• Request:
Take each line containing the word "name" and copy it.

○ ○ ○ ○ ○ ○ ○

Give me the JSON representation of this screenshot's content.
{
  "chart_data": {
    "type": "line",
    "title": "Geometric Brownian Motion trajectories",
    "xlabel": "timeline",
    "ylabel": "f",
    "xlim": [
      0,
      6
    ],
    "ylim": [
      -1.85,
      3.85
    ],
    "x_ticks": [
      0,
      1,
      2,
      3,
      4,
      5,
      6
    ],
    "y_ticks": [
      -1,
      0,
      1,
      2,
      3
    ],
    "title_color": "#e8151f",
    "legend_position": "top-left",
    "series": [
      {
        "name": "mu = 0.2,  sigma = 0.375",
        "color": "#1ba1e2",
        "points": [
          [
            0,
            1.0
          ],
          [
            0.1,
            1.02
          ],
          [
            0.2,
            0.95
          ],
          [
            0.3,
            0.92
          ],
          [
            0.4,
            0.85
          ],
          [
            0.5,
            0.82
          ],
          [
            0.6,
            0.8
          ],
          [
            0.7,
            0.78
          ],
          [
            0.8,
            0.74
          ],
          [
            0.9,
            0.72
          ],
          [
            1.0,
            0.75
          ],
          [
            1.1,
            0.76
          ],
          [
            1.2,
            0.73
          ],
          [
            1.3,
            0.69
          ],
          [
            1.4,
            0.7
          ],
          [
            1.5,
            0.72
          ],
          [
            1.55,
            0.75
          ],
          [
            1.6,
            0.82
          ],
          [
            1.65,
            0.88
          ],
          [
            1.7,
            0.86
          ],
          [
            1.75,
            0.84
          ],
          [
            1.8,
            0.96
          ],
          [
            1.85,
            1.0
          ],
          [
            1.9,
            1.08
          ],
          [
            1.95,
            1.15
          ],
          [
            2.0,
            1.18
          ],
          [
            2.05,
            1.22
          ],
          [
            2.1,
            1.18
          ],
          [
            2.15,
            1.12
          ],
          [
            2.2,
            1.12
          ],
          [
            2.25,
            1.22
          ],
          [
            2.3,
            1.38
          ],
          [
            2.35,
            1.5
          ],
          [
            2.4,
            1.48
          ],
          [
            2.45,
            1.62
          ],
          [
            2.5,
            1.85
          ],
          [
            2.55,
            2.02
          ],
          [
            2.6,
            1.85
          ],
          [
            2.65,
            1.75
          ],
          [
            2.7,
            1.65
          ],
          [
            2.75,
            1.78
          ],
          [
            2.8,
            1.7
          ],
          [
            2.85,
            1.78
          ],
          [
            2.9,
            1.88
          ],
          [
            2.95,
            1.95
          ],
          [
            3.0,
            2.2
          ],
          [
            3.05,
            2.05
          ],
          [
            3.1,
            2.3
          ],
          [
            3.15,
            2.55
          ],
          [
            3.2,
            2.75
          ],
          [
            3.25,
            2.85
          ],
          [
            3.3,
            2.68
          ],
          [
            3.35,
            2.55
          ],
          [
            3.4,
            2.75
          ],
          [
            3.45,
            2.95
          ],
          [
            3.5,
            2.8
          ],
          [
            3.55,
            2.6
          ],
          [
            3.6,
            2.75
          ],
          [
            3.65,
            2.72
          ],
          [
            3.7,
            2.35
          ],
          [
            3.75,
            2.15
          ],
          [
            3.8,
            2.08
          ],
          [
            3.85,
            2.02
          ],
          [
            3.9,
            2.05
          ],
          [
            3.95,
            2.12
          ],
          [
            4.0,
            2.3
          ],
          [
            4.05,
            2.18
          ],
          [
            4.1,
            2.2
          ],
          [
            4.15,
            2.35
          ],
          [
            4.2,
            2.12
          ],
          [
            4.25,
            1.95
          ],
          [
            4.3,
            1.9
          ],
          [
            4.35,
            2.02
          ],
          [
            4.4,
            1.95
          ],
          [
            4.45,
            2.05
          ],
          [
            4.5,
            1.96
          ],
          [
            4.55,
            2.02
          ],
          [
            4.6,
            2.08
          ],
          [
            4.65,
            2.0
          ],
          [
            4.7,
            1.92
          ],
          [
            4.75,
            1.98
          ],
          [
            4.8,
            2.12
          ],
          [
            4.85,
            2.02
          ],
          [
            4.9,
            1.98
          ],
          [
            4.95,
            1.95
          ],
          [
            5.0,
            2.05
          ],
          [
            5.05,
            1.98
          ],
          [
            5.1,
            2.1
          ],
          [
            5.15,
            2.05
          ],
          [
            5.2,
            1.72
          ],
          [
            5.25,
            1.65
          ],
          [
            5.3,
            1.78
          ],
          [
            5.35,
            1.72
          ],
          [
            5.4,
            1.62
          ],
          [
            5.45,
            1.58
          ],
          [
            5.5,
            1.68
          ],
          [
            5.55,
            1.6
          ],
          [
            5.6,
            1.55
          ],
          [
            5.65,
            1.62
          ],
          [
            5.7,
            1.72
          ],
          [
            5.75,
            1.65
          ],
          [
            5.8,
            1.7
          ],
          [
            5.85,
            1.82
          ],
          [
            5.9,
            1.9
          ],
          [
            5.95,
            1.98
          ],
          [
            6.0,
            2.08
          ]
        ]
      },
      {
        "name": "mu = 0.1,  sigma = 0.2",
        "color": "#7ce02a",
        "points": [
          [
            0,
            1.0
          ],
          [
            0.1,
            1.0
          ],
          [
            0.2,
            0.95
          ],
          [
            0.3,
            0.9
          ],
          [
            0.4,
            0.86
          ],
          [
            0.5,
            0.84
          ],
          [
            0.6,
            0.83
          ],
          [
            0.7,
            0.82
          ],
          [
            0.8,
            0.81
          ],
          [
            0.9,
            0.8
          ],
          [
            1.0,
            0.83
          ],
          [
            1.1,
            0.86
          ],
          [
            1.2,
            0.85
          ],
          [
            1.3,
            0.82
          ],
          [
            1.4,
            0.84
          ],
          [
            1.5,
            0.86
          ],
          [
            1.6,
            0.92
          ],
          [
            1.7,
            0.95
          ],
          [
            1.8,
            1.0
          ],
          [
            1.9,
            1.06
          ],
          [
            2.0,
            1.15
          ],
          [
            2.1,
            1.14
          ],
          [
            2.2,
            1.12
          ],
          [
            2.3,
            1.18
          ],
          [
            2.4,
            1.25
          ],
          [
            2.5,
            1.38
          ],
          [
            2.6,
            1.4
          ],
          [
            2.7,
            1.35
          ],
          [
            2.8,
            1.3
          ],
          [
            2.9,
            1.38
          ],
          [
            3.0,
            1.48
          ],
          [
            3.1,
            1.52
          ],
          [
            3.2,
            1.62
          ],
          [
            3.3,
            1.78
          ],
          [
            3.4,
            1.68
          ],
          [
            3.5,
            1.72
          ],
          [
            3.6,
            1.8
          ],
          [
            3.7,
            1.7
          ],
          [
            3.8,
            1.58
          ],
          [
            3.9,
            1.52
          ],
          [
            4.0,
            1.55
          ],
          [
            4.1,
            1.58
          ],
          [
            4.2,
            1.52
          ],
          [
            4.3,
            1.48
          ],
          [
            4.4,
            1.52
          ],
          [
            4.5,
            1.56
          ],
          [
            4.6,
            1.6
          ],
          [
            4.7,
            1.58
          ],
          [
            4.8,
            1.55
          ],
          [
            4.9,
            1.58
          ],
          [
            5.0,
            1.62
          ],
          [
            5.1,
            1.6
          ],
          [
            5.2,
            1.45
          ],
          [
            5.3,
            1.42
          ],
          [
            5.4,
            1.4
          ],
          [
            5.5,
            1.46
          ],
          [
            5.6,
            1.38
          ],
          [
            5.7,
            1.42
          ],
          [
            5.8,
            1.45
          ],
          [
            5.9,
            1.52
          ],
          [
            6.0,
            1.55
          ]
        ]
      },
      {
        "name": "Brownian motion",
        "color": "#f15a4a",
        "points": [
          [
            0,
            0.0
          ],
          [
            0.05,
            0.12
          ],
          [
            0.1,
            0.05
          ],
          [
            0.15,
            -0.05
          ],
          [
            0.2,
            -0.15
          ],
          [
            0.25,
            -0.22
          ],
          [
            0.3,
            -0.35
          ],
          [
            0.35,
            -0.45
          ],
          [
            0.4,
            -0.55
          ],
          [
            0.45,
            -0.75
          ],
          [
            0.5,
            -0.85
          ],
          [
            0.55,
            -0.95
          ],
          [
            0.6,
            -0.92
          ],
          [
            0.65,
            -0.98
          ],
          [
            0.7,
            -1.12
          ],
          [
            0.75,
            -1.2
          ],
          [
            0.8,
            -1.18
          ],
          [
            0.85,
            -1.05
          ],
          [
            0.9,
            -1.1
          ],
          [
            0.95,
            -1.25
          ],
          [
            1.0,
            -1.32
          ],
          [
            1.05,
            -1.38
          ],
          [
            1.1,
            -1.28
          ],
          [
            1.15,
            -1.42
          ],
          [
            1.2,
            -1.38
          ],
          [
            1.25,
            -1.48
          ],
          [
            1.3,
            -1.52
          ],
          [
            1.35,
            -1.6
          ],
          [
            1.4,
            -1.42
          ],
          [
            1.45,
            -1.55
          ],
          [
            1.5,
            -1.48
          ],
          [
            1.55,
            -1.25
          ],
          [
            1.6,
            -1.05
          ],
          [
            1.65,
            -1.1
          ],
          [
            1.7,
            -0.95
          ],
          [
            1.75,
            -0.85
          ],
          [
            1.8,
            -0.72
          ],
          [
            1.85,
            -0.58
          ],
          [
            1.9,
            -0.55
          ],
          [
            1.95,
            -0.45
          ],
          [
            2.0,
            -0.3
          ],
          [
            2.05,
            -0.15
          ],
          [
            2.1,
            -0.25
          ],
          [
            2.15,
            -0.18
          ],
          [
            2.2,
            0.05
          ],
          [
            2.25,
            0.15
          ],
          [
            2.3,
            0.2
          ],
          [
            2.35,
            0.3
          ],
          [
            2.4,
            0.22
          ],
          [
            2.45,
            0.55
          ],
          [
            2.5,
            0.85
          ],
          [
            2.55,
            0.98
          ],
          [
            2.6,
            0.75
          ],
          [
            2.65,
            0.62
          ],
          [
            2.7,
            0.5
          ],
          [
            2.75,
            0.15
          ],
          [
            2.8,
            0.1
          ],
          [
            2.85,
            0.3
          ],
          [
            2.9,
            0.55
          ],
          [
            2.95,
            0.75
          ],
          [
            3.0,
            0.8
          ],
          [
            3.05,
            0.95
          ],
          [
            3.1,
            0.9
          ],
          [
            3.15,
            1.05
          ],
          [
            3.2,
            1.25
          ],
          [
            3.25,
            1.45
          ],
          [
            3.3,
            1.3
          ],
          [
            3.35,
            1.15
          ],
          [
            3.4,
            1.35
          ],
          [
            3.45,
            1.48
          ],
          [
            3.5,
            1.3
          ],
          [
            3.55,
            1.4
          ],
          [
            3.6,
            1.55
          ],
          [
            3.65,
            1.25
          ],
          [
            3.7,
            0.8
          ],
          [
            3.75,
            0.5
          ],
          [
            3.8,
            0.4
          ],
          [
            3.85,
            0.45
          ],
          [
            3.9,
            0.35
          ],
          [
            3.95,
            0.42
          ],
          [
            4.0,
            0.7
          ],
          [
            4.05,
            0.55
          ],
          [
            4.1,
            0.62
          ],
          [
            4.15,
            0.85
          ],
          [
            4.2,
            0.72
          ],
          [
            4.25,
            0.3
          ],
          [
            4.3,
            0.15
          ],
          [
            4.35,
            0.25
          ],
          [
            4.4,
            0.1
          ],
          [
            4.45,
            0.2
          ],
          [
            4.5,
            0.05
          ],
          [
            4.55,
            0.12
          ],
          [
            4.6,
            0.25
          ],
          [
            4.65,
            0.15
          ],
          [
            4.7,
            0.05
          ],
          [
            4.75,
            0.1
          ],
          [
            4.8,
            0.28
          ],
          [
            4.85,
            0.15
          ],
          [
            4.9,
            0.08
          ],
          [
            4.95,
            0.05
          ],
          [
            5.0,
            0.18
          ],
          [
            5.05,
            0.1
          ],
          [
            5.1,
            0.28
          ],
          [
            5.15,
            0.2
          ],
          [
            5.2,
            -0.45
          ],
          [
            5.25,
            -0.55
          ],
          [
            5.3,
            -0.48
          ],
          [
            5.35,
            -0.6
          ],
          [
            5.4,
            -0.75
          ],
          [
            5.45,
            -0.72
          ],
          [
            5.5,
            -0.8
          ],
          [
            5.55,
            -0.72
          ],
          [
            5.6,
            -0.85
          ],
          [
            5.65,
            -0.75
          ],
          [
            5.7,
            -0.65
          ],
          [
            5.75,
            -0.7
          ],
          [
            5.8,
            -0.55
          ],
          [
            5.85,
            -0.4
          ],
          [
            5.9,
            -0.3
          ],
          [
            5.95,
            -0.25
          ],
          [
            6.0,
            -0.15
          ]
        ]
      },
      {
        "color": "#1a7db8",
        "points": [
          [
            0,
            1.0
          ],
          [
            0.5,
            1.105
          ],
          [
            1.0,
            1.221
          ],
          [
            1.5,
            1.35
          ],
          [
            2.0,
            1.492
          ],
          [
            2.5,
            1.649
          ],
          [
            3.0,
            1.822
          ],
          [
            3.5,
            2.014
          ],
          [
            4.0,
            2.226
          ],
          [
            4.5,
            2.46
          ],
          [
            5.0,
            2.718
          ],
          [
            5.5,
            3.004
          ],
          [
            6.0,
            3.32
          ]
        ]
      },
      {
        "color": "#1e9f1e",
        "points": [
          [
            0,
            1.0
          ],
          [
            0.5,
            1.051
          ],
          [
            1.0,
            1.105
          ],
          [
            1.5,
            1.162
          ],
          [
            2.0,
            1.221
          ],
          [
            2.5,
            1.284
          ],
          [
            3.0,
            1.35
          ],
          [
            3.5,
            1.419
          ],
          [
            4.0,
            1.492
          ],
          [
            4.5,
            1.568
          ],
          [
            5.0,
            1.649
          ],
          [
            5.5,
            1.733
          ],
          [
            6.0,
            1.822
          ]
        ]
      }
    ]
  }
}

○ ○ ○ ○ ○ ○ ○

• The solution:
        "name": "mu = 0.2,  sigma = 0.375",
        "name": "mu = 0.1,  sigma = 0.2",
        "name": "Brownian motion",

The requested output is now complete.